> Short task
Where the string "indépendantes" occurs in the material below, report the whole line.

[Dataset rows about figures]
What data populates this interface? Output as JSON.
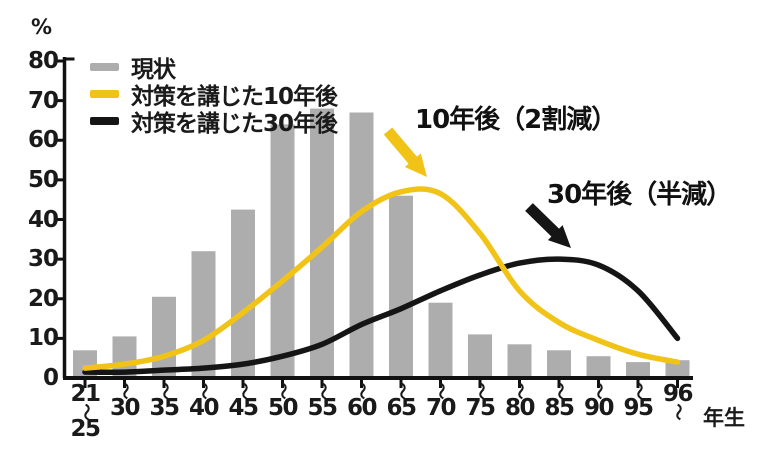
{
  "colors": {
    "bar": "#ADADAD",
    "line_10yr": "#F2C317",
    "line_30yr": "#151515",
    "axis": "#111111",
    "text": "#1A1A1A",
    "background": "#FFFFFF"
  },
  "legend": {
    "items": [
      {
        "label": "現状",
        "color": "#ADADAD"
      },
      {
        "label": "対策を講じた10年後",
        "color": "#F2C317"
      },
      {
        "label": "対策を講じた30年後",
        "color": "#151515"
      }
    ]
  },
  "annotations": [
    {
      "text": "10年後（2割減）",
      "arrow_color": "#F2C317"
    },
    {
      "text": "30年後（半減）",
      "arrow_color": "#151515"
    }
  ],
  "axis": {
    "y_unit": "%",
    "x_unit": "年生",
    "y_ticks": [
      80,
      70,
      60,
      50,
      40,
      30,
      20,
      10,
      0
    ]
  },
  "chart_data": {
    "type": "bar",
    "categories": [
      "21〜25",
      "〜30",
      "〜35",
      "〜40",
      "〜45",
      "〜50",
      "〜55",
      "〜60",
      "〜65",
      "〜70",
      "〜75",
      "〜80",
      "〜85",
      "〜90",
      "〜95",
      "96〜"
    ],
    "series": [
      {
        "name": "現状",
        "type": "bar",
        "values": [
          7,
          10.5,
          20.5,
          32,
          42.5,
          64,
          68,
          67,
          46,
          19,
          11,
          8.5,
          7,
          5.5,
          4,
          4.5
        ]
      },
      {
        "name": "対策を講じた10年後",
        "type": "line",
        "values": [
          2.5,
          3.5,
          5.5,
          9.5,
          16.5,
          24.5,
          33,
          42,
          47,
          46.5,
          36.5,
          22,
          14,
          9.5,
          6,
          4
        ]
      },
      {
        "name": "対策を講じた30年後",
        "type": "line",
        "values": [
          1.5,
          1.5,
          2,
          2.5,
          3.5,
          5.5,
          8.5,
          13.5,
          17.5,
          22,
          26,
          29,
          30,
          28.5,
          22,
          10
        ]
      }
    ],
    "xlabel": "年生",
    "ylabel": "%",
    "ylim": [
      0,
      80
    ],
    "grid": false,
    "legend_position": "top-left"
  }
}
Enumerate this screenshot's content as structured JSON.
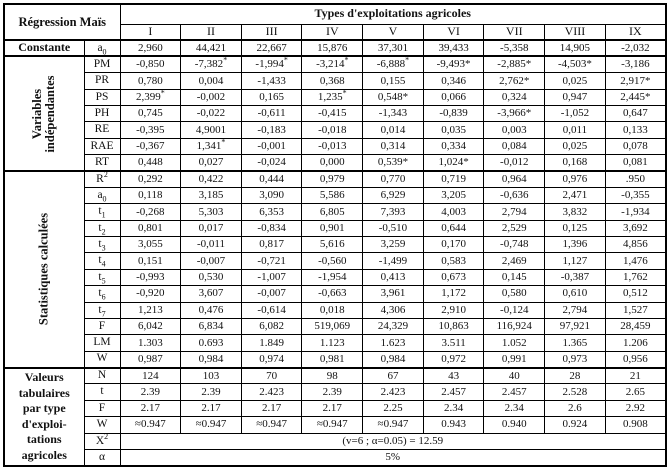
{
  "table": {
    "corner_title": "Régression Maïs",
    "header_title": "Types d'exploitations agricoles",
    "columns": [
      "I",
      "II",
      "III",
      "IV",
      "V",
      "VI",
      "VII",
      "VIII",
      "IX"
    ],
    "groups": [
      {
        "label": "Constante",
        "label_style": "plain",
        "label_lines": [
          "Constante"
        ],
        "rows": [
          {
            "name": "a_0",
            "values": [
              "2,960",
              "44,421",
              "22,667",
              "15,876",
              "37,301",
              "39,433",
              "-5,358",
              "14,905",
              "-2,032"
            ]
          }
        ]
      },
      {
        "label": "Variables indépendantes",
        "label_style": "rotated",
        "label_lines": [
          "Variables",
          "indépendantes"
        ],
        "rows": [
          {
            "name": "PM",
            "values": [
              "-0,850",
              "-7,382^*",
              "-1,994^*",
              "-3,214^*",
              "-6,888^*",
              "-9,493*",
              "-2,885*",
              "-4,503*",
              "-3,186"
            ]
          },
          {
            "name": "PR",
            "values": [
              "0,780",
              "0,004",
              "-1,433",
              "0,368",
              "0,155",
              "0,346",
              "2,762*",
              "0,025",
              "2,917*"
            ]
          },
          {
            "name": "PS",
            "values": [
              "2,399^*",
              "-0,002",
              "0,165",
              "1,235^*",
              "0,548*",
              "0,066",
              "0,324",
              "0,947",
              "2,445*"
            ]
          },
          {
            "name": "PH",
            "values": [
              "0,745",
              "-0,022",
              "-0,611",
              "-0,415",
              "-1,343",
              "-0,839",
              "-3,966*",
              "-1,052",
              "0,647"
            ]
          },
          {
            "name": "RE",
            "values": [
              "-0,395",
              "4,9001",
              "-0,183",
              "-0,018",
              "0,014",
              "0,035",
              "0,003",
              "0,011",
              "0,133"
            ]
          },
          {
            "name": "RAE",
            "values": [
              "-0,367",
              "1,341^*",
              "-0,001",
              "-0,013",
              "0,314",
              "0,334",
              "0,084",
              "0,025",
              "0,078"
            ]
          },
          {
            "name": "RT",
            "values": [
              "0,448",
              "0,027",
              "-0,024",
              "0,000",
              "0,539*",
              "1,024*",
              "-0,012",
              "0,168",
              "0,081"
            ]
          }
        ]
      },
      {
        "label": "Statistiques calculées",
        "label_style": "rotated",
        "label_lines": [
          "Statistiques calculées"
        ],
        "rows": [
          {
            "name": "R^2",
            "values": [
              "0,292",
              "0,422",
              "0,444",
              "0,979",
              "0,770",
              "0,719",
              "0,964",
              "0,976",
              ".950"
            ]
          },
          {
            "name": "a_0",
            "values": [
              "0,118",
              "3,185",
              "3,090",
              "5,586",
              "6,929",
              "3,205",
              "-0,636",
              "2,471",
              "-0,355"
            ]
          },
          {
            "name": "t_1",
            "values": [
              "-0,268",
              "5,303",
              "6,353",
              "6,805",
              "7,393",
              "4,003",
              "2,794",
              "3,832",
              "-1,934"
            ]
          },
          {
            "name": "t_2",
            "values": [
              "0,801",
              "0,017",
              "-0,834",
              "0,901",
              "-0,510",
              "0,644",
              "2,529",
              "0,125",
              "3,692"
            ]
          },
          {
            "name": "t_3",
            "values": [
              "3,055",
              "-0,011",
              "0,817",
              "5,616",
              "3,259",
              "0,170",
              "-0,748",
              "1,396",
              "4,856"
            ]
          },
          {
            "name": "t_4",
            "values": [
              "0,151",
              "-0,007",
              "-0,721",
              "-0,560",
              "-1,499",
              "0,583",
              "2,469",
              "1,127",
              "1,476"
            ]
          },
          {
            "name": "t_5",
            "values": [
              "-0,993",
              "0,530",
              "-1,007",
              "-1,954",
              "0,413",
              "0,673",
              "0,145",
              "-0,387",
              "1,762"
            ]
          },
          {
            "name": "t_6",
            "values": [
              "-0,920",
              "3,607",
              "-0,007",
              "-0,663",
              "3,961",
              "1,172",
              "0,580",
              "0,610",
              "0,512"
            ]
          },
          {
            "name": "t_7",
            "values": [
              "1,213",
              "0,476",
              "-0,614",
              "0,018",
              "4,306",
              "2,910",
              "-0,124",
              "2,794",
              "1,527"
            ]
          },
          {
            "name": "F",
            "values": [
              "6,042",
              "6,834",
              "6,082",
              "519,069",
              "24,329",
              "10,863",
              "116,924",
              "97,921",
              "28,459"
            ]
          },
          {
            "name": "LM",
            "values": [
              "1.303",
              "0.693",
              "1.849",
              "1.123",
              "1.623",
              "3.511",
              "1.052",
              "1.365",
              "1.206"
            ]
          },
          {
            "name": "W",
            "values": [
              "0,987",
              "0,984",
              "0,974",
              "0,981",
              "0,984",
              "0,972",
              "0,991",
              "0,973",
              "0,956"
            ]
          }
        ]
      },
      {
        "label": "Valeurs tabulaires par type d'exploitations agricoles",
        "label_style": "stacked",
        "label_lines": [
          "Valeurs",
          "tabulaires",
          "par type",
          "d'exploi-",
          "tations",
          "agricoles"
        ],
        "rows": [
          {
            "name": "N",
            "values": [
              "124",
              "103",
              "70",
              "98",
              "67",
              "43",
              "40",
              "28",
              "21"
            ]
          },
          {
            "name": "t",
            "values": [
              "2.39",
              "2.39",
              "2.423",
              "2.39",
              "2.423",
              "2.457",
              "2.457",
              "2.528",
              "2.65"
            ]
          },
          {
            "name": "F",
            "values": [
              "2.17",
              "2.17",
              "2.17",
              "2.17",
              "2.25",
              "2.34",
              "2.34",
              "2.6",
              "2.92"
            ]
          },
          {
            "name": "W",
            "values": [
              "≈0.947",
              "≈0.947",
              "≈0.947",
              "≈0.947",
              "≈0.947",
              "0.943",
              "0.940",
              "0.924",
              "0.908"
            ]
          },
          {
            "name": "X^2",
            "merged_value": "(v=6 ; α=0.05) = 12.59"
          },
          {
            "name": "α",
            "merged_value": "5%"
          }
        ]
      }
    ]
  }
}
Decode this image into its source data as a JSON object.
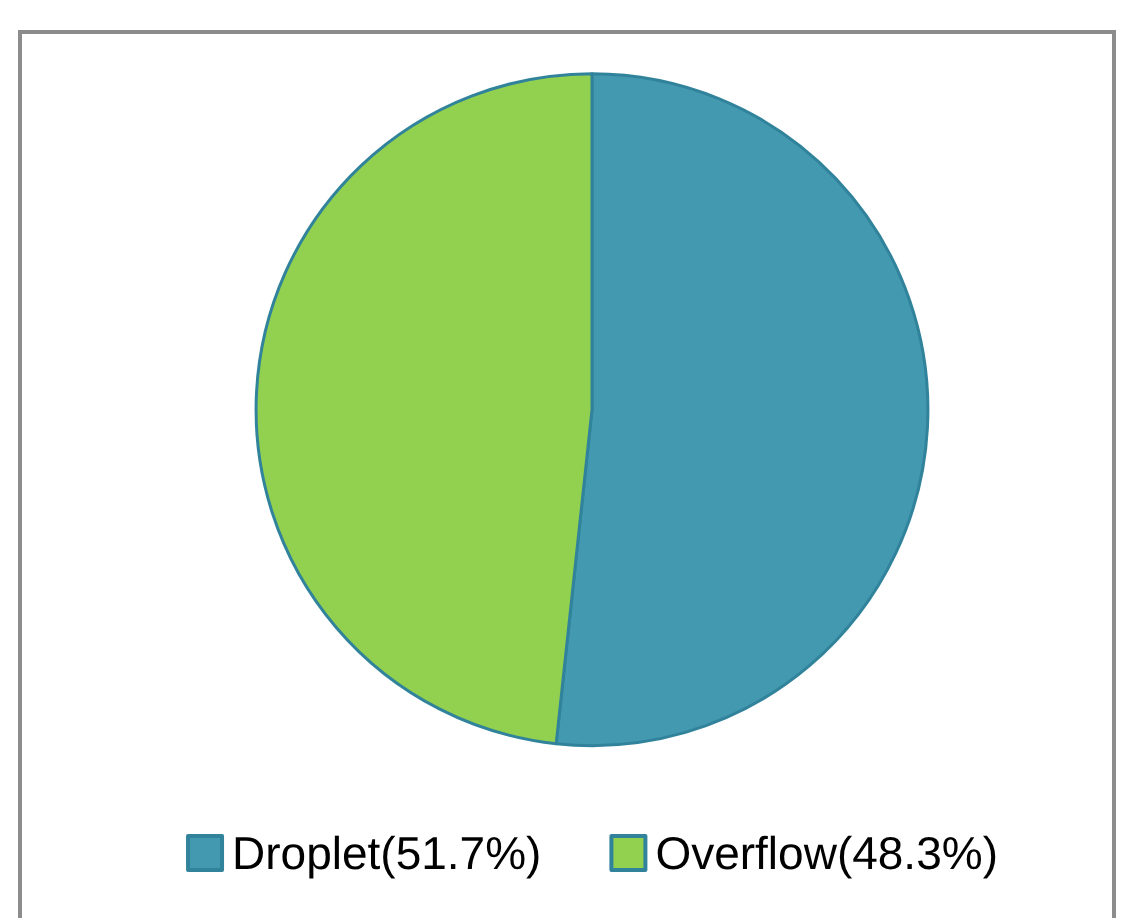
{
  "chart_data": {
    "type": "pie",
    "categories": [
      "Droplet(51.7%)",
      "Overflow(48.3%)"
    ],
    "values": [
      51.7,
      48.3
    ],
    "colors": [
      "#4299b0",
      "#92d050"
    ],
    "legend": "bottom"
  }
}
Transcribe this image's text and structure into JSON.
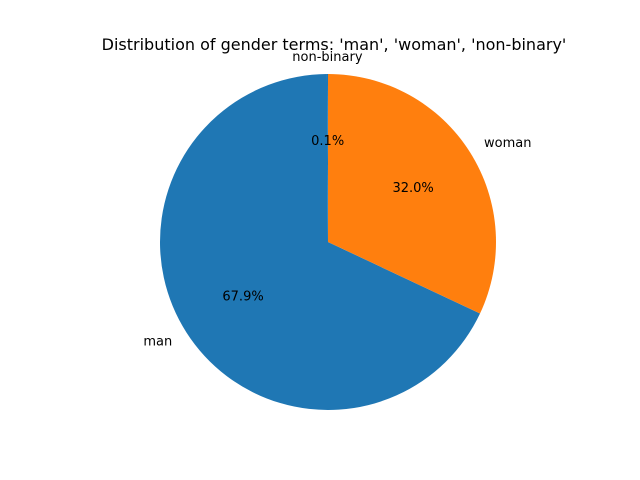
{
  "chart_data": {
    "type": "pie",
    "title": "Distribution of gender terms: 'man', 'woman', 'non-binary'",
    "start_angle_deg": 90,
    "direction": "counterclockwise",
    "slices": [
      {
        "label": "non-binary",
        "value": 0.1,
        "pct_label": "0.1%",
        "color": "#1f77b4"
      },
      {
        "label": "man",
        "value": 67.9,
        "pct_label": "67.9%",
        "color": "#1f77b4"
      },
      {
        "label": "woman",
        "value": 32.0,
        "pct_label": "32.0%",
        "color": "#ff7f0e"
      }
    ]
  }
}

> Answer to the problem
        "label": "Variables indépendantes",
          "indépendantes"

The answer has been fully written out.